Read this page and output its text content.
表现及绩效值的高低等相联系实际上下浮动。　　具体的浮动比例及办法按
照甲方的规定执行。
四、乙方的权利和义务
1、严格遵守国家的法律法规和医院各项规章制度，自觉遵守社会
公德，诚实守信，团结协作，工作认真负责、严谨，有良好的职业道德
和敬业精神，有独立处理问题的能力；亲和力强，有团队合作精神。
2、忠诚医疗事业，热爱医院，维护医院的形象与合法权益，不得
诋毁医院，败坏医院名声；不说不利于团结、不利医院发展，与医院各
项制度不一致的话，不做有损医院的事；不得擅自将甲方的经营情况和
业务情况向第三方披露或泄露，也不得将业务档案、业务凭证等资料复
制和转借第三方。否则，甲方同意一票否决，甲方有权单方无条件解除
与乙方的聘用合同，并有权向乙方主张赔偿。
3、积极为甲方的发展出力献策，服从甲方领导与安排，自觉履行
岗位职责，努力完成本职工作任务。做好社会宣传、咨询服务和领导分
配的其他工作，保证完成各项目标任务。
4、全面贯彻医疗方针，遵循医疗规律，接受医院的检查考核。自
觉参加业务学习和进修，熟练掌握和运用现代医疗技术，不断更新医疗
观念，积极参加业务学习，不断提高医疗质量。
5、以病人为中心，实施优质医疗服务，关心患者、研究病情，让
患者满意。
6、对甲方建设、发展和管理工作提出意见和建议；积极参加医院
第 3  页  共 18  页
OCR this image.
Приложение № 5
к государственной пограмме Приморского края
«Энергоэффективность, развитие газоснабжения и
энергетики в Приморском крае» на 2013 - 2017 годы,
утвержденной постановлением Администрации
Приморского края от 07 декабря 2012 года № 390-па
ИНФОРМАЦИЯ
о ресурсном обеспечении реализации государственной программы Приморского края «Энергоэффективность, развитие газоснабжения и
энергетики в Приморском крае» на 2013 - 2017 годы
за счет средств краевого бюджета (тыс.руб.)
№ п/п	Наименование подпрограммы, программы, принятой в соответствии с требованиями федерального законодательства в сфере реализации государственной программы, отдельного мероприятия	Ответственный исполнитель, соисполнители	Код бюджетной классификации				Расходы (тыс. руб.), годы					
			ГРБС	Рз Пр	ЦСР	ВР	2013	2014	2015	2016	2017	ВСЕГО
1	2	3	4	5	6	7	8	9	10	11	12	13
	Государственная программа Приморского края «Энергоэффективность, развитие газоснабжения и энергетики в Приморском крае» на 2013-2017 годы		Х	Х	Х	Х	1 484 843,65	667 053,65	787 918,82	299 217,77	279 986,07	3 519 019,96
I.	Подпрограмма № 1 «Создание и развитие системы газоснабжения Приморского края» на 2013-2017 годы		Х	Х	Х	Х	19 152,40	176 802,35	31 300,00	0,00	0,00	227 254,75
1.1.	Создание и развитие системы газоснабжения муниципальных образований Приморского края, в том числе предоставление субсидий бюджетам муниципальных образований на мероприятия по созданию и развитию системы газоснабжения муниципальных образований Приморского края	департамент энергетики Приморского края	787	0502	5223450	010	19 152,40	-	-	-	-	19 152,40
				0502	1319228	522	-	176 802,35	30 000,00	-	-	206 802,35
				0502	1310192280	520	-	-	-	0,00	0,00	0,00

The problem:
Go through the listing above and restate it word for word.

Solution for this problem:
Read this page and output its text content.
表现及绩效值的高低等相联系实际上下浮动。　　具体的浮动比例及办法按
照甲方的规定执行。
四、乙方的权利和义务
1、严格遵守国家的法律法规和医院各项规章制度，自觉遵守社会
公德，诚实守信，团结协作，工作认真负责、严谨，有良好的职业道德
和敬业精神，有独立处理问题的能力；亲和力强，有团队合作精神。
2、忠诚医疗事业，热爱医院，维护医院的形象与合法权益，不得
诋毁医院，败坏医院名声；不说不利于团结、不利医院发展，与医院各
项制度不一致的话，不做有损医院的事；不得擅自将甲方的经营情况和
业务情况向第三方披露或泄露，也不得将业务档案、业务凭证等资料复
制和转借第三方。否则，甲方同意一票否决，甲方有权单方无条件解除
与乙方的聘用合同，并有权向乙方主张赔偿。
3、积极为甲方的发展出力献策，服从甲方领导与安排，自觉履行
岗位职责，努力完成本职工作任务。做好社会宣传、咨询服务和领导分
配的其他工作，保证完成各项目标任务。
4、全面贯彻医疗方针，遵循医疗规律，接受医院的检查考核。自
觉参加业务学习和进修，熟练掌握和运用现代医疗技术，不断更新医疗
观念，积极参加业务学习，不断提高医疗质量。
5、以病人为中心，实施优质医疗服务，关心患者、研究病情，让
患者满意。
6、对甲方建设、发展和管理工作提出意见和建议；积极参加医院
第 3  页  共 18  页
OCR this image.
Приложение № 5
к государственной пограмме Приморского края
«Энергоэффективность, развитие газоснабжения и
энергетики в Приморском крае» на 2013 - 2017 годы,
утвержденной постановлением Администрации
Приморского края от 07 декабря 2012 года № 390-па
ИНФОРМАЦИЯ
о ресурсном обеспечении реализации государственной программы Приморского края «Энергоэффективность, развитие газоснабжения и
энергетики в Приморском крае» на 2013 - 2017 годы
за счет средств краевого бюджета (тыс.руб.)
№ п/п	Наименование подпрограммы, программы, принятой в соответствии с требованиями федерального законодательства в сфере реализации государственной программы, отдельного мероприятия	Ответственный исполнитель, соисполнители	Код бюджетной классификации				Расходы (тыс. руб.), годы					
			ГРБС	Рз Пр	ЦСР	ВР	2013	2014	2015	2016	2017	ВСЕГО
1	2	3	4	5	6	7	8	9	10	11	12	13
	Государственная программа Приморского края «Энергоэффективность, развитие газоснабжения и энергетики в Приморском крае» на 2013-2017 годы		Х	Х	Х	Х	1 484 843,65	667 053,65	787 918,82	299 217,77	279 986,07	3 519 019,96
I.	Подпрограмма № 1 «Создание и развитие системы газоснабжения Приморского края» на 2013-2017 годы		Х	Х	Х	Х	19 152,40	176 802,35	31 300,00	0,00	0,00	227 254,75
1.1.	Создание и развитие системы газоснабжения муниципальных образований Приморского края, в том числе предоставление субсидий бюджетам муниципальных образований на мероприятия по созданию и развитию системы газоснабжения муниципальных образований Приморского края	департамент энергетики Приморского края	787	0502	5223450	010	19 152,40	-	-	-	-	19 152,40
				0502	1319228	522	-	176 802,35	30 000,00	-	-	206 802,35
				0502	1310192280	520	-	-	-	0,00	0,00	0,00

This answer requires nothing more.